(Page transcription dataset items)
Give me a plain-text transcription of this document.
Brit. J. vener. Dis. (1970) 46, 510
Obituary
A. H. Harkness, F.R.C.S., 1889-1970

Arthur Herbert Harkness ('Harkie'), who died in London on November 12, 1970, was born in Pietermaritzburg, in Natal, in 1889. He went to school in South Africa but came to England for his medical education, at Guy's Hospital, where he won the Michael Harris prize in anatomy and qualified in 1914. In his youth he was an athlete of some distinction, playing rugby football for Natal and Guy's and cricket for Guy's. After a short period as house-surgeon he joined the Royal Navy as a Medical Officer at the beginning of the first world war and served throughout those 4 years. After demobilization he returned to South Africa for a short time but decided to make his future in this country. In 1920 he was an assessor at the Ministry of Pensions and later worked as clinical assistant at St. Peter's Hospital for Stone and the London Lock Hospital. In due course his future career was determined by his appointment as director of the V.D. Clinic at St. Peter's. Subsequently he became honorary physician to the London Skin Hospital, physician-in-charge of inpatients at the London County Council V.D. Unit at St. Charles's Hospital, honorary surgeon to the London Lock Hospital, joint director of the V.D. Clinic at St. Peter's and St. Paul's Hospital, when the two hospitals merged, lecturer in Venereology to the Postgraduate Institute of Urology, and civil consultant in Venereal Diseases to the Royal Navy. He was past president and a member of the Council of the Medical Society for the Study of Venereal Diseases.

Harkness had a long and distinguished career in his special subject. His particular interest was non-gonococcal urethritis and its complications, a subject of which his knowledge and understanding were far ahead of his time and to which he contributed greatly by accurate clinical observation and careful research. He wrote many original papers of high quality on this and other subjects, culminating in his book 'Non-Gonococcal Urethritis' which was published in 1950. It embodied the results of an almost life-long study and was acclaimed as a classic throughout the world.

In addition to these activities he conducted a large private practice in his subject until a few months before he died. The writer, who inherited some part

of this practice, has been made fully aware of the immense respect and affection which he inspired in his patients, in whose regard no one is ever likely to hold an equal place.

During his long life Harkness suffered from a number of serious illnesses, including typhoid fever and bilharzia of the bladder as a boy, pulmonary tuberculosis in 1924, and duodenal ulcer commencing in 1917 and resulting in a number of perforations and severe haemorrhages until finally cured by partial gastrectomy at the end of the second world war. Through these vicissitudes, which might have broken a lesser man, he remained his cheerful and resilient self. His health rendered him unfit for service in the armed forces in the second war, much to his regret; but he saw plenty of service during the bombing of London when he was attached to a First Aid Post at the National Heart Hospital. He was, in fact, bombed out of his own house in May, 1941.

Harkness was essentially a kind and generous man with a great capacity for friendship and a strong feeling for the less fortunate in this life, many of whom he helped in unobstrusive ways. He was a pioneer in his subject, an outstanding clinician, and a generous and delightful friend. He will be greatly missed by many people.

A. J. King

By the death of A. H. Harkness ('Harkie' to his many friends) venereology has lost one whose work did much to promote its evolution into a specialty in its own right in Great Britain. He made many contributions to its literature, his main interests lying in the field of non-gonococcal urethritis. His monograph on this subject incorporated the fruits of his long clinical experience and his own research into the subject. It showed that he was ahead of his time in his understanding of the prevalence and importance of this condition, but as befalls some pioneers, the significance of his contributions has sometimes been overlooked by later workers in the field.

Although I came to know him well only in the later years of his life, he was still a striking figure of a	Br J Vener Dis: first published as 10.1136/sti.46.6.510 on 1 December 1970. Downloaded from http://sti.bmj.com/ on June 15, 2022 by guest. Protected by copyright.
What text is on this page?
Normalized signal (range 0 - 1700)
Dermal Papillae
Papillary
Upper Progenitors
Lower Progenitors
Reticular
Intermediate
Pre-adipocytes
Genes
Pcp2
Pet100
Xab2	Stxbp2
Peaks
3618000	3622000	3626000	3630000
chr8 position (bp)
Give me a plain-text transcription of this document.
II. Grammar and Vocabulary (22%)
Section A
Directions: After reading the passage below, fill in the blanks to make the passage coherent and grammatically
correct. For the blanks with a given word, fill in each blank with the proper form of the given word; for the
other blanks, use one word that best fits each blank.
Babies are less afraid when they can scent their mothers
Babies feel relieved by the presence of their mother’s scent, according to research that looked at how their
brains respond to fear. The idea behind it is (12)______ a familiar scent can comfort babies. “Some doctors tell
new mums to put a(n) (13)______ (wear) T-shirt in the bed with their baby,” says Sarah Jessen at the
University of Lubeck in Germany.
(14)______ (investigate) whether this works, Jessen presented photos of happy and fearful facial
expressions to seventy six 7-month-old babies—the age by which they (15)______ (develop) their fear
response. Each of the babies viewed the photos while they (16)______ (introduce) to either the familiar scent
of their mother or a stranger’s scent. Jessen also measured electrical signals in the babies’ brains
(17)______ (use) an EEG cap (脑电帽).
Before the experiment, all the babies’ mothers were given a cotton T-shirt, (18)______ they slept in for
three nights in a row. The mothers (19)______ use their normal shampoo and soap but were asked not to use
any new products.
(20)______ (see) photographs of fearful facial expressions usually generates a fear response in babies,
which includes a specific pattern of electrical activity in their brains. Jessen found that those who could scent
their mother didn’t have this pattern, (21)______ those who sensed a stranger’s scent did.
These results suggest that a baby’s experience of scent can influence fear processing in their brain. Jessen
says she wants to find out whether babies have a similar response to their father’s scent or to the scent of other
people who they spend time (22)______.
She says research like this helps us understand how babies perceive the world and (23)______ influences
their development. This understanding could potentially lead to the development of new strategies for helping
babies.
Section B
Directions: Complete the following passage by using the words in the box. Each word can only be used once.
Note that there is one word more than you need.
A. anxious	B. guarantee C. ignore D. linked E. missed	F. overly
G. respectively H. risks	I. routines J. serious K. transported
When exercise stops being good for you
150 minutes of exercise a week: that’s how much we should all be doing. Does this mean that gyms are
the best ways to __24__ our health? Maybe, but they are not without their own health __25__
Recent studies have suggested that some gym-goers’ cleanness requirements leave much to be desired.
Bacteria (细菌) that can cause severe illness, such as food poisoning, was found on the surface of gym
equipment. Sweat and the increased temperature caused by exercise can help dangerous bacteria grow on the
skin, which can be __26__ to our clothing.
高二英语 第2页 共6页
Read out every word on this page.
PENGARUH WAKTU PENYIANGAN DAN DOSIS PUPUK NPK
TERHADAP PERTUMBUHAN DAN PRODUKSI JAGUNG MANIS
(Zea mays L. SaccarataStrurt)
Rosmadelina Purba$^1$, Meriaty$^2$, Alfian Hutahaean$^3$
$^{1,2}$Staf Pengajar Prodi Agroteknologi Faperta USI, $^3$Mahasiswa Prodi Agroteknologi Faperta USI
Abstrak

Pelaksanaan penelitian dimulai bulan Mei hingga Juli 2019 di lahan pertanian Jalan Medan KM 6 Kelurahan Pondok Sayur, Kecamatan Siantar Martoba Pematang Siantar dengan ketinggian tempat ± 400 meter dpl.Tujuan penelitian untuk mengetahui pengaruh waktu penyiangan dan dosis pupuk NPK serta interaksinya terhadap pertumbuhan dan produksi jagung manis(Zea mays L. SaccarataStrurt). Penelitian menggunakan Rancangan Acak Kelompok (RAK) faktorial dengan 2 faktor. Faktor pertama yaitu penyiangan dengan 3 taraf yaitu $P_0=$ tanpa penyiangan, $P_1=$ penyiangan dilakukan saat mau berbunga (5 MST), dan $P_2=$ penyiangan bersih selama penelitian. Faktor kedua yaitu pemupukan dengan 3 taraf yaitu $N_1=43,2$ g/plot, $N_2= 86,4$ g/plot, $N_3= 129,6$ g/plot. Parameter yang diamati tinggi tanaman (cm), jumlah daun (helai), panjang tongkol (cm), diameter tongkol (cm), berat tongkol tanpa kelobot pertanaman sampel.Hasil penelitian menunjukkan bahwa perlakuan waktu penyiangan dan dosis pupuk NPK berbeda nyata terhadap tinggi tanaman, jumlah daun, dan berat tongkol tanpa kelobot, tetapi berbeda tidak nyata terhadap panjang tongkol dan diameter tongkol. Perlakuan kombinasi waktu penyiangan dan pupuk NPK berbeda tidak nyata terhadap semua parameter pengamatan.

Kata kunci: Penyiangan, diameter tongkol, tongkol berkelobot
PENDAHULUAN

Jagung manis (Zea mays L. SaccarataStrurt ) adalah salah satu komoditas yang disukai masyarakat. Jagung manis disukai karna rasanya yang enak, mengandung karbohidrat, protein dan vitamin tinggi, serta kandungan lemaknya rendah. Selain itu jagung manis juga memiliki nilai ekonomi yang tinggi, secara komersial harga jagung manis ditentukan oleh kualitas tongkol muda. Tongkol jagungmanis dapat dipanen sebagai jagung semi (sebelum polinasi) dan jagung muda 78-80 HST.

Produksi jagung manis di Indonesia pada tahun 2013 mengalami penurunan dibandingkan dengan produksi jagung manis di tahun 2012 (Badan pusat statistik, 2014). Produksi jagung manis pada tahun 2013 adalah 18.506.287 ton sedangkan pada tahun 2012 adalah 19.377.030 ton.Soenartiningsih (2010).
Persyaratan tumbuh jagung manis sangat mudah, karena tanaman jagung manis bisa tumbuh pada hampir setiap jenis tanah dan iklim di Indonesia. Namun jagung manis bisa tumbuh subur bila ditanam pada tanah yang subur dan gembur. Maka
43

* _PROBLEM REQUIREMENTS_
Go through the records above and copy each line where "fearful" is found.

* _EXERCISE RESPONSE_
(14)______ (investigate) whether this works, Jessen presented photos of happy and fearful facial
(20)______ (see) photographs of fearful facial expressions usually generates a fear response in babies,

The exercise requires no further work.